* start Given records *

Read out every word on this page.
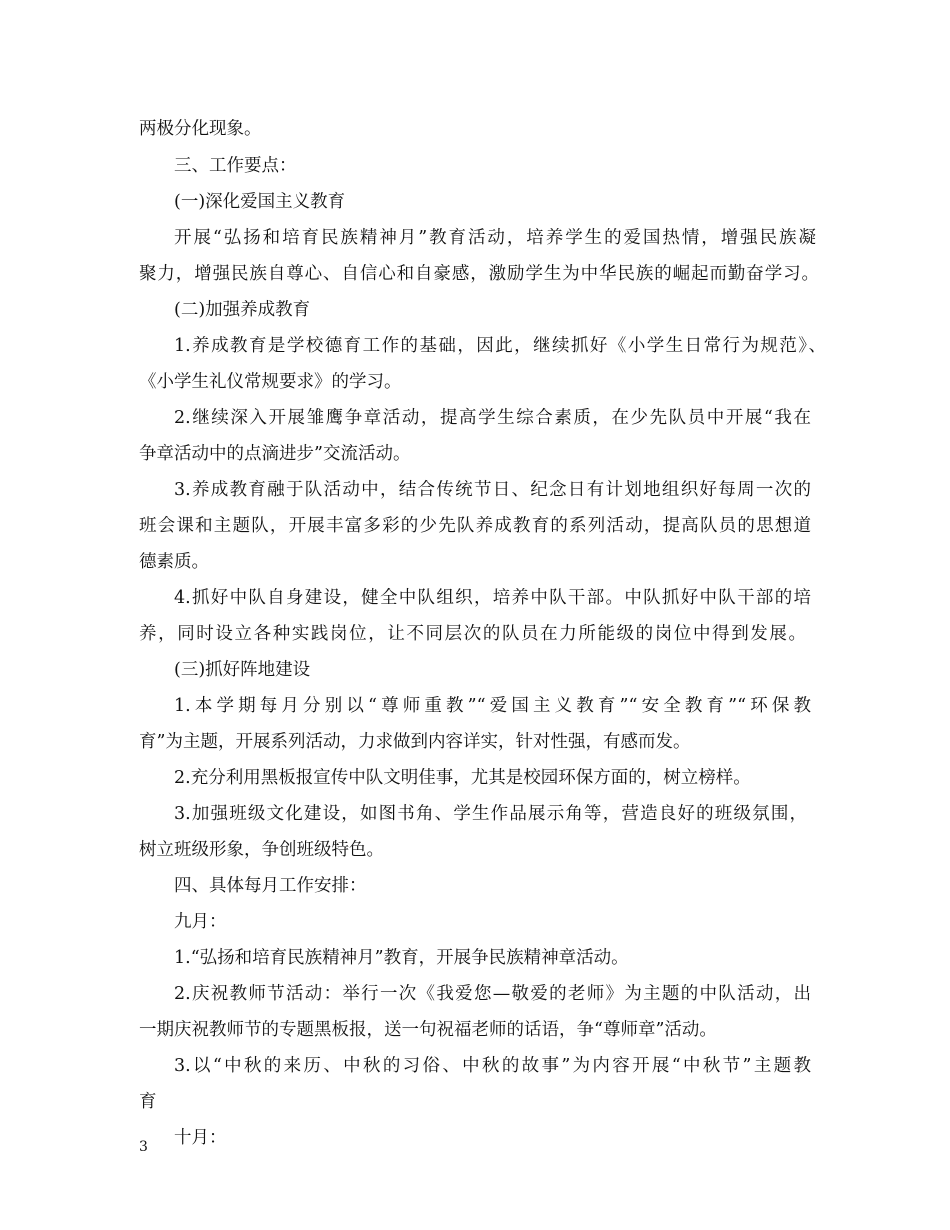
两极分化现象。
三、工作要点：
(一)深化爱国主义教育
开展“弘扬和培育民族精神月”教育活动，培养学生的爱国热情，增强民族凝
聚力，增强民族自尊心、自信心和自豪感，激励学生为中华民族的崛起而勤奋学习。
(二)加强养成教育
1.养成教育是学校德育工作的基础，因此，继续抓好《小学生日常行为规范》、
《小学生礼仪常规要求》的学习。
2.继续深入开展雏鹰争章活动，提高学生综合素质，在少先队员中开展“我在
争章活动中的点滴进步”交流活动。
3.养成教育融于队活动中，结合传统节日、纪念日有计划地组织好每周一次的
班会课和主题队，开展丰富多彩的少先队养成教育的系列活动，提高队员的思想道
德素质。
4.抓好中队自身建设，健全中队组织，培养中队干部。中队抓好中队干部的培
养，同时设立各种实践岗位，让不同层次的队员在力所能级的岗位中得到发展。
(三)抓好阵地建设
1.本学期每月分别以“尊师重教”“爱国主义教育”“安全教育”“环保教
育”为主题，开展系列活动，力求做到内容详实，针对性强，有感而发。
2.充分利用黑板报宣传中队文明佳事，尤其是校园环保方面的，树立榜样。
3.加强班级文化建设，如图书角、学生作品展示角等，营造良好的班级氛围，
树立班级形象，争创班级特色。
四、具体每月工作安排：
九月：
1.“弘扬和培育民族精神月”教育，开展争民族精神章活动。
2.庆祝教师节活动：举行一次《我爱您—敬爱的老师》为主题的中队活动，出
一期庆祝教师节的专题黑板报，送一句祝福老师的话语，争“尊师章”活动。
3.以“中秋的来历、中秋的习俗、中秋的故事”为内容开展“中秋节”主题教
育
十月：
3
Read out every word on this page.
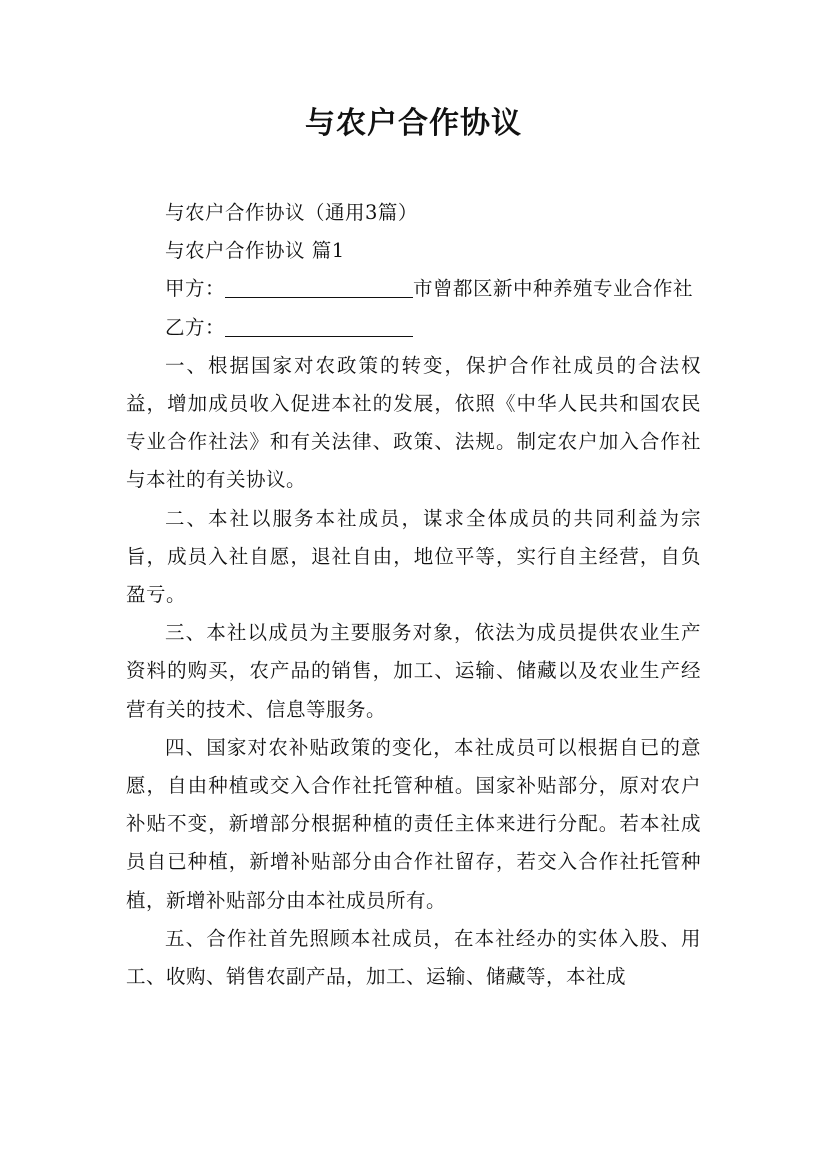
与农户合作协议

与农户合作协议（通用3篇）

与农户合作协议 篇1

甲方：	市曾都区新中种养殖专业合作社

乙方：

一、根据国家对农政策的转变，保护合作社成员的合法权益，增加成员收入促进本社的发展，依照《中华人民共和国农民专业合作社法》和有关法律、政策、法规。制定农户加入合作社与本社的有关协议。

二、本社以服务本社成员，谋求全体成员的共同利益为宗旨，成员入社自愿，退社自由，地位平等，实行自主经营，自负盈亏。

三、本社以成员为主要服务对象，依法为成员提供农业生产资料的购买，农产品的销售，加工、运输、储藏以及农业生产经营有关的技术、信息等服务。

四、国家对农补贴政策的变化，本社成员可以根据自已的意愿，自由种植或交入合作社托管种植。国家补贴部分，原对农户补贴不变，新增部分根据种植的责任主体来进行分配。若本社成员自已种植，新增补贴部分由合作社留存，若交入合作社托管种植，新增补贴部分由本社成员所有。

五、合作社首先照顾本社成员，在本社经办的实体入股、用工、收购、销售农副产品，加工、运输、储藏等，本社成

* end Given records *

- [Directions]:
Set the pictures aside and transcribe the data above exactly.

- [Expected answer]:
Read out every word on this page.
两极分化现象。
三、工作要点：
(一)深化爱国主义教育
开展“弘扬和培育民族精神月”教育活动，培养学生的爱国热情，增强民族凝
聚力，增强民族自尊心、自信心和自豪感，激励学生为中华民族的崛起而勤奋学习。
(二)加强养成教育
1.养成教育是学校德育工作的基础，因此，继续抓好《小学生日常行为规范》、
《小学生礼仪常规要求》的学习。
2.继续深入开展雏鹰争章活动，提高学生综合素质，在少先队员中开展“我在
争章活动中的点滴进步”交流活动。
3.养成教育融于队活动中，结合传统节日、纪念日有计划地组织好每周一次的
班会课和主题队，开展丰富多彩的少先队养成教育的系列活动，提高队员的思想道
德素质。
4.抓好中队自身建设，健全中队组织，培养中队干部。中队抓好中队干部的培
养，同时设立各种实践岗位，让不同层次的队员在力所能级的岗位中得到发展。
(三)抓好阵地建设
1.本学期每月分别以“尊师重教”“爱国主义教育”“安全教育”“环保教
育”为主题，开展系列活动，力求做到内容详实，针对性强，有感而发。
2.充分利用黑板报宣传中队文明佳事，尤其是校园环保方面的，树立榜样。
3.加强班级文化建设，如图书角、学生作品展示角等，营造良好的班级氛围，
树立班级形象，争创班级特色。
四、具体每月工作安排：
九月：
1.“弘扬和培育民族精神月”教育，开展争民族精神章活动。
2.庆祝教师节活动：举行一次《我爱您—敬爱的老师》为主题的中队活动，出
一期庆祝教师节的专题黑板报，送一句祝福老师的话语，争“尊师章”活动。
3.以“中秋的来历、中秋的习俗、中秋的故事”为内容开展“中秋节”主题教
育
十月：
3
Read out every word on this page.
与农户合作协议

与农户合作协议（通用3篇）

与农户合作协议 篇1

甲方：	市曾都区新中种养殖专业合作社

乙方：

一、根据国家对农政策的转变，保护合作社成员的合法权益，增加成员收入促进本社的发展，依照《中华人民共和国农民专业合作社法》和有关法律、政策、法规。制定农户加入合作社与本社的有关协议。

二、本社以服务本社成员，谋求全体成员的共同利益为宗旨，成员入社自愿，退社自由，地位平等，实行自主经营，自负盈亏。

三、本社以成员为主要服务对象，依法为成员提供农业生产资料的购买，农产品的销售，加工、运输、储藏以及农业生产经营有关的技术、信息等服务。

四、国家对农补贴政策的变化，本社成员可以根据自已的意愿，自由种植或交入合作社托管种植。国家补贴部分，原对农户补贴不变，新增部分根据种植的责任主体来进行分配。若本社成员自已种植，新增补贴部分由合作社留存，若交入合作社托管种植，新增补贴部分由本社成员所有。

五、合作社首先照顾本社成员，在本社经办的实体入股、用工、收购、销售农副产品，加工、运输、储藏等，本社成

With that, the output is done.